Short problem:
Wherever the word "Output" turns up in a line of the entries, copy that line.

Data shown:
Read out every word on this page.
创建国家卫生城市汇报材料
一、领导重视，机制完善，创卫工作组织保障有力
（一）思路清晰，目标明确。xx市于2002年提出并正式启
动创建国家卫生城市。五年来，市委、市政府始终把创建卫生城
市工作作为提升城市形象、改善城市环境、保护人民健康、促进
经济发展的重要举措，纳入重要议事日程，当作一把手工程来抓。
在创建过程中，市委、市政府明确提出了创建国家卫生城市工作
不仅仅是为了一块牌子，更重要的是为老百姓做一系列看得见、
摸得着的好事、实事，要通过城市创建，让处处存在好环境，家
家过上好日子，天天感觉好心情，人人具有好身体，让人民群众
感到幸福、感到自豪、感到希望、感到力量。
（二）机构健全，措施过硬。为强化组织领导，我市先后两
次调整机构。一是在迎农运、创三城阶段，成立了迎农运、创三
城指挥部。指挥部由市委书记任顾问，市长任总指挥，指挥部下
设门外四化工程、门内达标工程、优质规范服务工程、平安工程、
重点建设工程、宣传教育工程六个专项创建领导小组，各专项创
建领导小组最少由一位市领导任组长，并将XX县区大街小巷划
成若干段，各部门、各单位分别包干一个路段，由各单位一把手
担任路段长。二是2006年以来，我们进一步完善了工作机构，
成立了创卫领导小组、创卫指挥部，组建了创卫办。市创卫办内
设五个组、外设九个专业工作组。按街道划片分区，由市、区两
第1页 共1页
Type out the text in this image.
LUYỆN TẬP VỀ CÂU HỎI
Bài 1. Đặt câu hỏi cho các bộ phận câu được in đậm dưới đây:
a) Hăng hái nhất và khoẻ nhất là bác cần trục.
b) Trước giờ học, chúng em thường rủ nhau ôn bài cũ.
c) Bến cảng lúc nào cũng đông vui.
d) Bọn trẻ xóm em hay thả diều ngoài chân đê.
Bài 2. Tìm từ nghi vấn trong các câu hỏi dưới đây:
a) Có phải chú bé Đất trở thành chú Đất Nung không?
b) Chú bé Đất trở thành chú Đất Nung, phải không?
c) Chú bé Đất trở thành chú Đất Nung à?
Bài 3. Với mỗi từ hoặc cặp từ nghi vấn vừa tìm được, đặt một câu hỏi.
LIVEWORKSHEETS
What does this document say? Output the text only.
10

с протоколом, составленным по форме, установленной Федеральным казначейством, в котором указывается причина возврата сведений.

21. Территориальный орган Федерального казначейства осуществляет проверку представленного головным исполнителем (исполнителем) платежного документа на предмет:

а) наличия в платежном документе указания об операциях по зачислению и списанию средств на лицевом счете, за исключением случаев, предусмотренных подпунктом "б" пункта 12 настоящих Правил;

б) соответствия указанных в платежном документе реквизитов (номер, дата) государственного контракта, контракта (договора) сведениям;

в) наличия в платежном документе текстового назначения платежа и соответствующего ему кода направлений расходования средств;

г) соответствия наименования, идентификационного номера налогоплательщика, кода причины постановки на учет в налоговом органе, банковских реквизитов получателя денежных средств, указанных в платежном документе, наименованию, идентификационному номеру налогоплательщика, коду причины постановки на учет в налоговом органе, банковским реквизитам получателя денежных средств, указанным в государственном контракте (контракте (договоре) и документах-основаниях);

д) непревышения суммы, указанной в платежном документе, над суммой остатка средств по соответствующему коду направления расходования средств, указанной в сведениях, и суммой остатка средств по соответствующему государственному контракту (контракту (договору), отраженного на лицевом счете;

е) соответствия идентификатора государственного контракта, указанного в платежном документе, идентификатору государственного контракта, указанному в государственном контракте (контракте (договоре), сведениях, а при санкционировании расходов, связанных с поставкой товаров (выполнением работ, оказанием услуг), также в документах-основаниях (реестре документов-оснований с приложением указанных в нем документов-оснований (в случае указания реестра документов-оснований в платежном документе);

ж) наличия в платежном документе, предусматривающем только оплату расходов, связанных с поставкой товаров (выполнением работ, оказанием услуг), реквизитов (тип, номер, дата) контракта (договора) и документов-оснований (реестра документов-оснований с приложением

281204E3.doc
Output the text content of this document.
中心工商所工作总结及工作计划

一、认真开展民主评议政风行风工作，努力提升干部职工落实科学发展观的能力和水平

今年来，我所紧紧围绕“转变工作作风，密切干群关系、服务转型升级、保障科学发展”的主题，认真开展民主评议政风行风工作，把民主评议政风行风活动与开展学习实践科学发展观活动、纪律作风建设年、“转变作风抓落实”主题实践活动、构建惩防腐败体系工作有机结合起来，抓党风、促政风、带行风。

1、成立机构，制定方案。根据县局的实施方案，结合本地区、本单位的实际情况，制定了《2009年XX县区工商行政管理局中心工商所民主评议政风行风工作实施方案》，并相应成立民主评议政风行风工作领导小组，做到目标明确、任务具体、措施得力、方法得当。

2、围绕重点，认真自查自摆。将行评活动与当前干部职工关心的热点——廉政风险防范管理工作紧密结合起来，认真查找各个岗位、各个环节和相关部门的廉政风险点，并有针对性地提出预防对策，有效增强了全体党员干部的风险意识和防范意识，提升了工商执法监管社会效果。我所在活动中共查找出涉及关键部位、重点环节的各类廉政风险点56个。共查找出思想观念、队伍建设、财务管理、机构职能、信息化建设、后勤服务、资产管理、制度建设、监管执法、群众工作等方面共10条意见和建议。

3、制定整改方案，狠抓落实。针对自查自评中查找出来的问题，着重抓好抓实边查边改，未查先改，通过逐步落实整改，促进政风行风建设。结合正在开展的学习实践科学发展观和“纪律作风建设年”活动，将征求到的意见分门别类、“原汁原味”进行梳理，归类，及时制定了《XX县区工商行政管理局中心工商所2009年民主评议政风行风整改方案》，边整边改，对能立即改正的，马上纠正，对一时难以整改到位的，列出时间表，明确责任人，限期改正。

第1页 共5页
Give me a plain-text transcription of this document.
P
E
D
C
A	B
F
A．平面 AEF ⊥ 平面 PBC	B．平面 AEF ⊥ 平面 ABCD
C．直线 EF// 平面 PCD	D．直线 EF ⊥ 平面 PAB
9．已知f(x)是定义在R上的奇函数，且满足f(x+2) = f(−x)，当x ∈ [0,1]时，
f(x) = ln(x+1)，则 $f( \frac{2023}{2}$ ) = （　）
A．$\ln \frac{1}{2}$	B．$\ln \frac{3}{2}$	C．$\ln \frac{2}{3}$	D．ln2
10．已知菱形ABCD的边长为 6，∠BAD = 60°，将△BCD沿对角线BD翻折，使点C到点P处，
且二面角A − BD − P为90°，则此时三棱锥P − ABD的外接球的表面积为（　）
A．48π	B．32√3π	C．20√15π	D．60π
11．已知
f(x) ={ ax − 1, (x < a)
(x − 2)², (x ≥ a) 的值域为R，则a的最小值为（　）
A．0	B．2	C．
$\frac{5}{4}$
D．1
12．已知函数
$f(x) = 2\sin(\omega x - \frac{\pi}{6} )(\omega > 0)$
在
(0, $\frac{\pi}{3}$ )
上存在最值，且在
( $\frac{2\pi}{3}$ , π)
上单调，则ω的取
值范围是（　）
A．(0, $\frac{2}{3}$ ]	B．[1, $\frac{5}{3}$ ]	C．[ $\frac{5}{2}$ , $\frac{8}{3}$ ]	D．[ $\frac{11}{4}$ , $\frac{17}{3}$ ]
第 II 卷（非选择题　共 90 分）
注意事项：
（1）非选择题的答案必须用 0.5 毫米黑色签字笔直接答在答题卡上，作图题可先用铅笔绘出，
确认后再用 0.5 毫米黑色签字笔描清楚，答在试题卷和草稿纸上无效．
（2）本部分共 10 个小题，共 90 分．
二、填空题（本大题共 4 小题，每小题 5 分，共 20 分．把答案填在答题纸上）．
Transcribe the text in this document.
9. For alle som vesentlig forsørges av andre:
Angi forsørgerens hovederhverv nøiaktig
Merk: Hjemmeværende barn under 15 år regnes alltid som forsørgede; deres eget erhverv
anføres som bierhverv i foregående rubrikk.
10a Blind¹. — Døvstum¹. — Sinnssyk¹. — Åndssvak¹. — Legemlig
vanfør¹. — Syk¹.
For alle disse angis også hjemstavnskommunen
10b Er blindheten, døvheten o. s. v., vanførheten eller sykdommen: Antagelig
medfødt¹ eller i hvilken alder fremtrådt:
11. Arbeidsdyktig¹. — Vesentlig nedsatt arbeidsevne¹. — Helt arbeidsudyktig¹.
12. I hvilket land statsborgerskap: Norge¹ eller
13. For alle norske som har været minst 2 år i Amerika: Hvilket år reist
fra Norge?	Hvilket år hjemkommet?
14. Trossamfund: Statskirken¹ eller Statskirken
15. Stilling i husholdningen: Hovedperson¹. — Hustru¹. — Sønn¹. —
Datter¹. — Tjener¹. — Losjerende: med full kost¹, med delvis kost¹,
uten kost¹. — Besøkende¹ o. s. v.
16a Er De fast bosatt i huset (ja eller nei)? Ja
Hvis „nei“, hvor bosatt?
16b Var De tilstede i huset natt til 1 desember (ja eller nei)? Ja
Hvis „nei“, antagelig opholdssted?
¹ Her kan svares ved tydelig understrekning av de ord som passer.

Answer to the exercise:
What does this document say? Output the text only.
Output the text content of this document.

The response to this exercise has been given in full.